## [WHAT YOU WILL DO]
Output each entry verbatim and exclude every picture from it.

## [INPUT DATA]
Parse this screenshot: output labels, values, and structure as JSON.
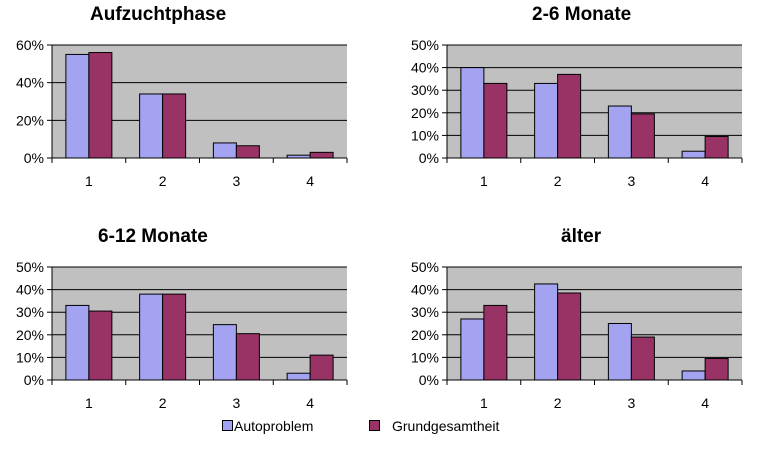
{
  "colors": {
    "autoproblem": "#a3a3f2",
    "grundgesamtheit": "#993366",
    "plot_bg": "#c0c0c0"
  },
  "legend": {
    "series_a": "Autoproblem",
    "series_b": "Grundgesamtheit"
  },
  "chart_data": [
    {
      "type": "bar",
      "title": "Aufzuchtphase",
      "categories": [
        "1",
        "2",
        "3",
        "4"
      ],
      "ylim": [
        0,
        60
      ],
      "yticks": [
        "60%",
        "40%",
        "20%",
        "0%"
      ],
      "series": [
        {
          "name": "Autoproblem",
          "values": [
            55,
            34,
            8,
            1.5
          ]
        },
        {
          "name": "Grundgesamtheit",
          "values": [
            56,
            34,
            6.5,
            3
          ]
        }
      ]
    },
    {
      "type": "bar",
      "title": "2-6 Monate",
      "categories": [
        "1",
        "2",
        "3",
        "4"
      ],
      "ylim": [
        0,
        50
      ],
      "yticks": [
        "50%",
        "40%",
        "30%",
        "20%",
        "10%",
        "0%"
      ],
      "series": [
        {
          "name": "Autoproblem",
          "values": [
            40,
            33,
            23,
            3
          ]
        },
        {
          "name": "Grundgesamtheit",
          "values": [
            33,
            37,
            19.5,
            9.5
          ]
        }
      ]
    },
    {
      "type": "bar",
      "title": "6-12 Monate",
      "categories": [
        "1",
        "2",
        "3",
        "4"
      ],
      "ylim": [
        0,
        50
      ],
      "yticks": [
        "50%",
        "40%",
        "30%",
        "20%",
        "10%",
        "0%"
      ],
      "series": [
        {
          "name": "Autoproblem",
          "values": [
            33,
            38,
            24.5,
            3
          ]
        },
        {
          "name": "Grundgesamtheit",
          "values": [
            30.5,
            38,
            20.5,
            11
          ]
        }
      ]
    },
    {
      "type": "bar",
      "title": "älter",
      "categories": [
        "1",
        "2",
        "3",
        "4"
      ],
      "ylim": [
        0,
        50
      ],
      "yticks": [
        "50%",
        "40%",
        "30%",
        "20%",
        "10%",
        "0%"
      ],
      "series": [
        {
          "name": "Autoproblem",
          "values": [
            27,
            42.5,
            25,
            4
          ]
        },
        {
          "name": "Grundgesamtheit",
          "values": [
            33,
            38.5,
            19,
            9.5
          ]
        }
      ]
    }
  ]
}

## [COMPLETED TASK]
Parse this screenshot: output labels, values, and structure as JSON.
{
  "colors": {
    "autoproblem": "#a3a3f2",
    "grundgesamtheit": "#993366",
    "plot_bg": "#c0c0c0"
  },
  "legend": {
    "series_a": "Autoproblem",
    "series_b": "Grundgesamtheit"
  },
  "chart_data": [
    {
      "type": "bar",
      "title": "Aufzuchtphase",
      "categories": [
        "1",
        "2",
        "3",
        "4"
      ],
      "ylim": [
        0,
        60
      ],
      "yticks": [
        "60%",
        "40%",
        "20%",
        "0%"
      ],
      "series": [
        {
          "name": "Autoproblem",
          "values": [
            55,
            34,
            8,
            1.5
          ]
        },
        {
          "name": "Grundgesamtheit",
          "values": [
            56,
            34,
            6.5,
            3
          ]
        }
      ]
    },
    {
      "type": "bar",
      "title": "2-6 Monate",
      "categories": [
        "1",
        "2",
        "3",
        "4"
      ],
      "ylim": [
        0,
        50
      ],
      "yticks": [
        "50%",
        "40%",
        "30%",
        "20%",
        "10%",
        "0%"
      ],
      "series": [
        {
          "name": "Autoproblem",
          "values": [
            40,
            33,
            23,
            3
          ]
        },
        {
          "name": "Grundgesamtheit",
          "values": [
            33,
            37,
            19.5,
            9.5
          ]
        }
      ]
    },
    {
      "type": "bar",
      "title": "6-12 Monate",
      "categories": [
        "1",
        "2",
        "3",
        "4"
      ],
      "ylim": [
        0,
        50
      ],
      "yticks": [
        "50%",
        "40%",
        "30%",
        "20%",
        "10%",
        "0%"
      ],
      "series": [
        {
          "name": "Autoproblem",
          "values": [
            33,
            38,
            24.5,
            3
          ]
        },
        {
          "name": "Grundgesamtheit",
          "values": [
            30.5,
            38,
            20.5,
            11
          ]
        }
      ]
    },
    {
      "type": "bar",
      "title": "älter",
      "categories": [
        "1",
        "2",
        "3",
        "4"
      ],
      "ylim": [
        0,
        50
      ],
      "yticks": [
        "50%",
        "40%",
        "30%",
        "20%",
        "10%",
        "0%"
      ],
      "series": [
        {
          "name": "Autoproblem",
          "values": [
            27,
            42.5,
            25,
            4
          ]
        },
        {
          "name": "Grundgesamtheit",
          "values": [
            33,
            38.5,
            19,
            9.5
          ]
        }
      ]
    }
  ]
}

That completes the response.